[Requirement] Transcribe every entry below word for word, but skip the pictures.

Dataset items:
_ _ _ _

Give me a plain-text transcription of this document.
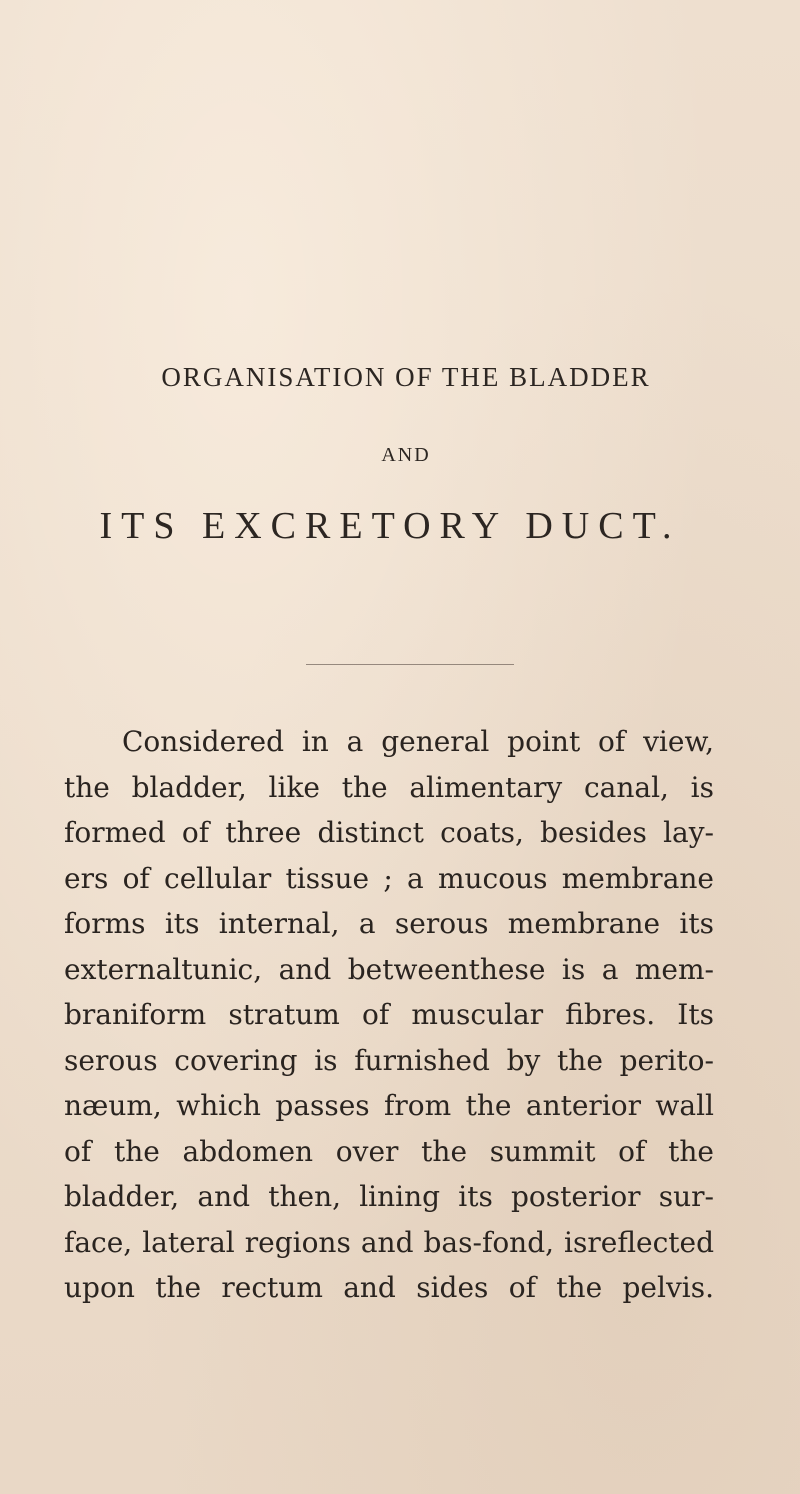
ORGANISATION OF THE BLADDER
AND
ITS EXCRETORY DUCT.
Considered in a general point of view,
the bladder, like the alimentary canal, is
formed of three distinct coats, besides lay-
ers of cellular tissue ; a mucous membrane
forms its internal, a serous membrane its
externaltunic, and betweenthese is a mem-
braniform stratum of muscular fibres. Its
serous covering is furnished by the perito-
næum, which passes from the anterior wall
of the abdomen over the summit of the
bladder, and then, lining its posterior sur-
face, lateral regions and bas-fond, isreflected
upon the rectum and sides of the pelvis.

_ _ _ _

[Exercise answer]
Give me a plain-text transcription of this document.
ORGANISATION OF THE BLADDER
AND
ITS EXCRETORY DUCT.
Considered in a general point of view,
the bladder, like the alimentary canal, is
formed of three distinct coats, besides lay-
ers of cellular tissue ; a mucous membrane
forms its internal, a serous membrane its
externaltunic, and betweenthese is a mem-
braniform stratum of muscular fibres. Its
serous covering is furnished by the perito-
næum, which passes from the anterior wall
of the abdomen over the summit of the
bladder, and then, lining its posterior sur-
face, lateral regions and bas-fond, isreflected
upon the rectum and sides of the pelvis.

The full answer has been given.